Task to complete - Repeat the following entries line for line, leaving out the pictures.

[Labeled box records]

• • • • • • •

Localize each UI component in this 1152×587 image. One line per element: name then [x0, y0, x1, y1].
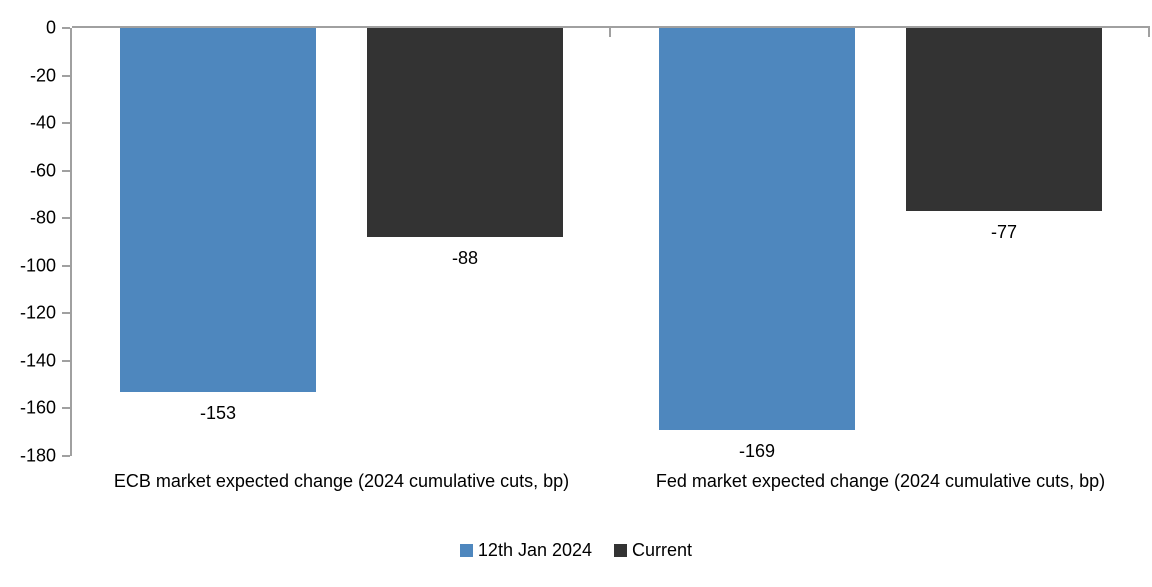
bar-current-cat1 [906, 28, 1102, 212]
y-tick-mark [62, 74, 70, 77]
y-tick-mark [62, 407, 70, 410]
y-tick-label: -180 [19, 445, 56, 466]
y-tick-label: 0 [45, 17, 56, 38]
y-tick-label: -40 [29, 112, 56, 133]
bar-12th-jan-2024-cat0 [120, 28, 316, 392]
legend-label: Current [632, 540, 693, 560]
bar-value-label: -77 [990, 222, 1017, 243]
bar-12th-jan-2024-cat1 [659, 28, 855, 430]
y-tick-mark [62, 122, 70, 125]
category-label: Fed market expected change (2024 cumulat… [655, 471, 1106, 491]
y-tick-label: -140 [19, 350, 56, 371]
legend-item: 12th Jan 2024 [459, 540, 593, 561]
bar-value-label: -153 [199, 402, 237, 423]
y-axis-line [70, 28, 72, 456]
x-axis-line [72, 26, 1150, 28]
category-label: ECB market expected change (2024 cumulat… [113, 471, 570, 491]
y-tick-label: -20 [29, 65, 56, 86]
y-tick-label: -120 [19, 302, 56, 323]
y-tick-mark [62, 217, 70, 220]
category-boundary-tick [1148, 28, 1150, 37]
y-tick-label: -100 [19, 255, 56, 276]
y-tick-label: -60 [29, 160, 56, 181]
bar-value-label: -169 [738, 440, 776, 461]
legend: 12th Jan 2024 Current [0, 540, 1152, 561]
y-tick-mark [62, 359, 70, 362]
bar-current-cat0 [367, 28, 563, 238]
category-boundary-tick [609, 28, 611, 37]
y-tick-mark [62, 169, 70, 172]
bar-value-label: -88 [451, 248, 478, 269]
y-tick-label: -80 [29, 207, 56, 228]
y-tick-mark [62, 455, 70, 457]
y-tick-label: -160 [19, 397, 56, 418]
y-tick-mark [62, 312, 70, 315]
legend-swatch-current [614, 544, 628, 557]
legend-label: 12th Jan 2024 [477, 540, 593, 560]
y-tick-mark [62, 264, 70, 267]
legend-item: Current [614, 540, 692, 561]
legend-swatch-12th-jan-2024 [459, 544, 473, 557]
y-tick-mark [62, 27, 70, 29]
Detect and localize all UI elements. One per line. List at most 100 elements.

• • • • • • •

Final answer -
Localize each UI component in this 1152×587 image. One line per element: name then [x0, y0, x1, y1].
bar-current-cat1 [906, 28, 1102, 212]
y-tick-mark [62, 74, 70, 77]
y-tick-mark [62, 407, 70, 410]
y-tick-label: -180 [19, 445, 56, 466]
y-tick-label: 0 [45, 17, 56, 38]
y-tick-label: -40 [29, 112, 56, 133]
bar-12th-jan-2024-cat0 [120, 28, 316, 392]
legend-label: Current [632, 540, 693, 560]
bar-value-label: -77 [990, 222, 1017, 243]
bar-12th-jan-2024-cat1 [659, 28, 855, 430]
y-tick-mark [62, 122, 70, 125]
category-label: Fed market expected change (2024 cumulat… [655, 471, 1106, 491]
y-tick-label: -140 [19, 350, 56, 371]
legend-item: 12th Jan 2024 [459, 540, 593, 561]
bar-value-label: -153 [199, 402, 237, 423]
y-axis-line [70, 28, 72, 456]
x-axis-line [72, 26, 1150, 28]
category-label: ECB market expected change (2024 cumulat… [113, 471, 570, 491]
y-tick-label: -20 [29, 65, 56, 86]
y-tick-label: -120 [19, 302, 56, 323]
y-tick-mark [62, 217, 70, 220]
category-boundary-tick [1148, 28, 1150, 37]
y-tick-label: -100 [19, 255, 56, 276]
y-tick-label: -60 [29, 160, 56, 181]
bar-value-label: -169 [738, 440, 776, 461]
legend: 12th Jan 2024 Current [0, 540, 1152, 561]
y-tick-mark [62, 359, 70, 362]
bar-current-cat0 [367, 28, 563, 238]
category-boundary-tick [609, 28, 611, 37]
y-tick-mark [62, 169, 70, 172]
bar-value-label: -88 [451, 248, 478, 269]
y-tick-label: -80 [29, 207, 56, 228]
y-tick-mark [62, 455, 70, 457]
y-tick-label: -160 [19, 397, 56, 418]
y-tick-mark [62, 312, 70, 315]
legend-swatch-current [614, 544, 628, 557]
legend-label: 12th Jan 2024 [477, 540, 593, 560]
y-tick-mark [62, 264, 70, 267]
legend-item: Current [614, 540, 692, 561]
legend-swatch-12th-jan-2024 [459, 544, 473, 557]
y-tick-mark [62, 27, 70, 29]
Detect and localize all UI elements. One per line. List at most 100 elements.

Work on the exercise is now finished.